▶ What you will do:
Collect each line holding the string "Building".
· · ·
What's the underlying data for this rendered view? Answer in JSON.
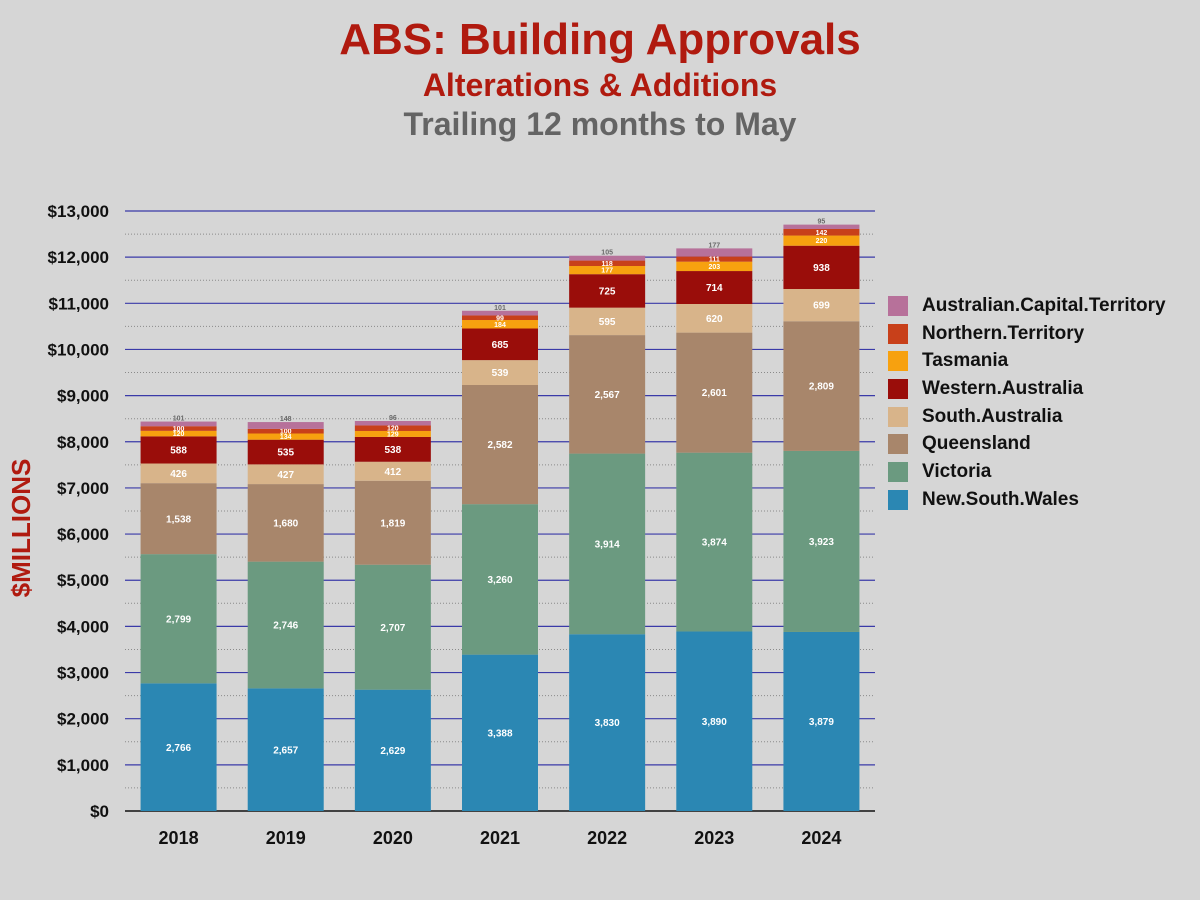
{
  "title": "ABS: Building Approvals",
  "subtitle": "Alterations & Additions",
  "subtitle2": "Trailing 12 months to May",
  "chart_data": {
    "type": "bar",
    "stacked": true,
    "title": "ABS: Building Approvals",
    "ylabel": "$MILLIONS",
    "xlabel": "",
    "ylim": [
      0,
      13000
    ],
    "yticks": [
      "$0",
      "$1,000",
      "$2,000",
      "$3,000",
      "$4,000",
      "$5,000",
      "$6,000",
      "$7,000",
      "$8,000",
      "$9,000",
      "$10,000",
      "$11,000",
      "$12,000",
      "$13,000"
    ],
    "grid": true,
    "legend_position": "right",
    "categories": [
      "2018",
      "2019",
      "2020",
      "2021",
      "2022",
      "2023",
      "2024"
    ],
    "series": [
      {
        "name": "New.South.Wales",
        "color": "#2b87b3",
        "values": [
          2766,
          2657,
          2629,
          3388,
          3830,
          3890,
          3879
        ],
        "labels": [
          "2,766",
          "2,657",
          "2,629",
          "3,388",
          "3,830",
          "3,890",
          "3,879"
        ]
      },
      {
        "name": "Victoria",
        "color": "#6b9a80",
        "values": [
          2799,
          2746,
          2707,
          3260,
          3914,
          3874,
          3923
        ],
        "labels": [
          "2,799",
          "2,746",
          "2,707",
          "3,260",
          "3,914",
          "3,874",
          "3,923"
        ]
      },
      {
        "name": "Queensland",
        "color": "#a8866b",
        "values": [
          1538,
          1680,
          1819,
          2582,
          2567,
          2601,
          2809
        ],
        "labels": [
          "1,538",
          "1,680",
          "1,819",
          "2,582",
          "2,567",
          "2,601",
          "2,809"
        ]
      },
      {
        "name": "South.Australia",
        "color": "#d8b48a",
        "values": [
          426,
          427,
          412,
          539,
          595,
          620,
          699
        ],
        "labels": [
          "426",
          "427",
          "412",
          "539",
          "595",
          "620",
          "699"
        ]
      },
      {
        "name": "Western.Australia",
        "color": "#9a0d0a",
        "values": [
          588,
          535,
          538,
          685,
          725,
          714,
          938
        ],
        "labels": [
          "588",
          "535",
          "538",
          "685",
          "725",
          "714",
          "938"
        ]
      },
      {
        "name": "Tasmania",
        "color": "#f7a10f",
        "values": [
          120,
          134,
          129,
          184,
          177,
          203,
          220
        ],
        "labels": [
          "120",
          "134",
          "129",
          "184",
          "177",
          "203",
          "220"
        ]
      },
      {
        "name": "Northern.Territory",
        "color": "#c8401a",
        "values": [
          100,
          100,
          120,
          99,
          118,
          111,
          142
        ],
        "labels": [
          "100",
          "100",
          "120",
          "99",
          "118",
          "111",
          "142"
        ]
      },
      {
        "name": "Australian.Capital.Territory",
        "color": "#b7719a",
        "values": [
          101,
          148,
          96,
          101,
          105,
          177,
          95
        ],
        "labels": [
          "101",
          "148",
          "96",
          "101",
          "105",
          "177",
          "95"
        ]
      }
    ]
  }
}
· · ·
▶ Correct answer:
  "title": "ABS: Building Approvals",
    "title": "ABS: Building Approvals",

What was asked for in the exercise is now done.